The problem
Reproduce the listing below in full and without alteration, apart from its pictures.

Stored rows

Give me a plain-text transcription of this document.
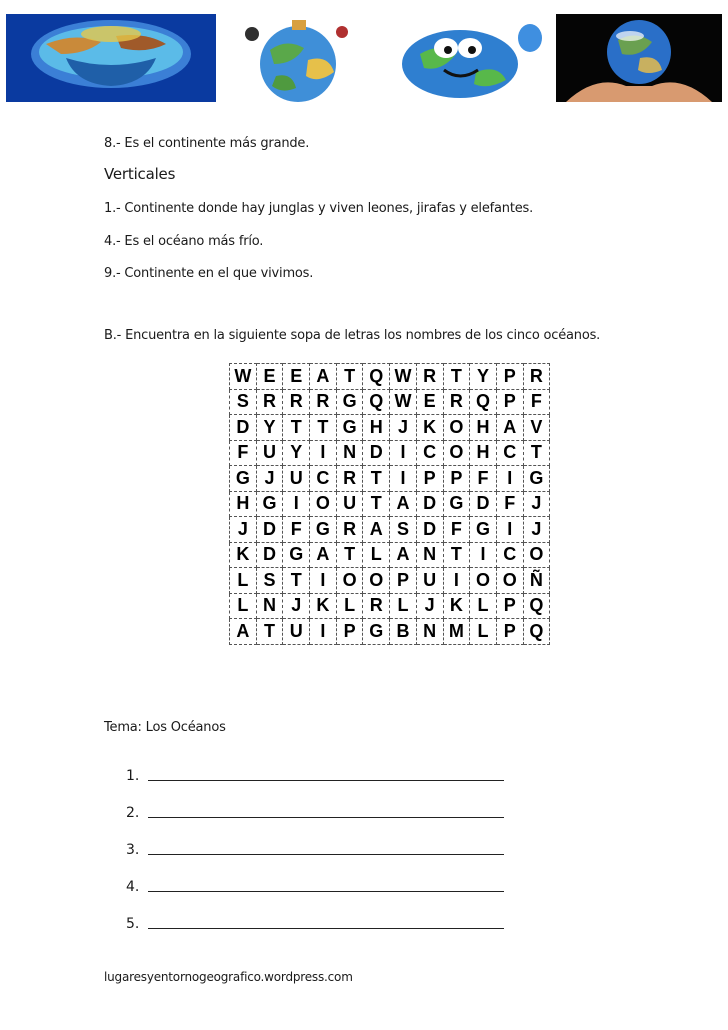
8.- Es el continente más grande.
Verticales
1.- Continente donde hay junglas y viven leones, jirafas y elefantes.
4.- Es el océano más frío.
9.- Continente en el que vivimos.
B.- Encuentra en la siguiente sopa de letras los nombres de los cinco océanos.
W	E	E	A	T	Q	W	R	T	Y	P	R
S	R	R	R	G	Q	W	E	R	Q	P	F
D	Y	T	T	G	H	J	K	O	H	A	V
F	U	Y	I	N	D	I	C	O	H	C	T
G	J	U	C	R	T	I	P	P	F	I	G
H	G	I	O	U	T	A	D	G	D	F	J
J	D	F	G	R	A	S	D	F	G	I	J
K	D	G	A	T	L	A	N	T	I	C	O
L	S	T	I	O	O	P	U	I	O	O	Ñ
L	N	J	K	L	R	L	J	K	L	P	Q
A	T	U	I	P	G	B	N	M	L	P	Q
Tema: Los Océanos
1.
2.
3.
4.
5.
lugaresyentornogeografico.wordpress.com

Response to this exercise
Give me a plain-text transcription of this document.
8.- Es el continente más grande.
Verticales
1.- Continente donde hay junglas y viven leones, jirafas y elefantes.
4.- Es el océano más frío.
9.- Continente en el que vivimos.
B.- Encuentra en la siguiente sopa de letras los nombres de los cinco océanos.
W	E	E	A	T	Q	W	R	T	Y	P	R
S	R	R	R	G	Q	W	E	R	Q	P	F
D	Y	T	T	G	H	J	K	O	H	A	V
F	U	Y	I	N	D	I	C	O	H	C	T
G	J	U	C	R	T	I	P	P	F	I	G
H	G	I	O	U	T	A	D	G	D	F	J
J	D	F	G	R	A	S	D	F	G	I	J
K	D	G	A	T	L	A	N	T	I	C	O
L	S	T	I	O	O	P	U	I	O	O	Ñ
L	N	J	K	L	R	L	J	K	L	P	Q
A	T	U	I	P	G	B	N	M	L	P	Q
Tema: Los Océanos
1.
2.
3.
4.
5.
lugaresyentornogeografico.wordpress.com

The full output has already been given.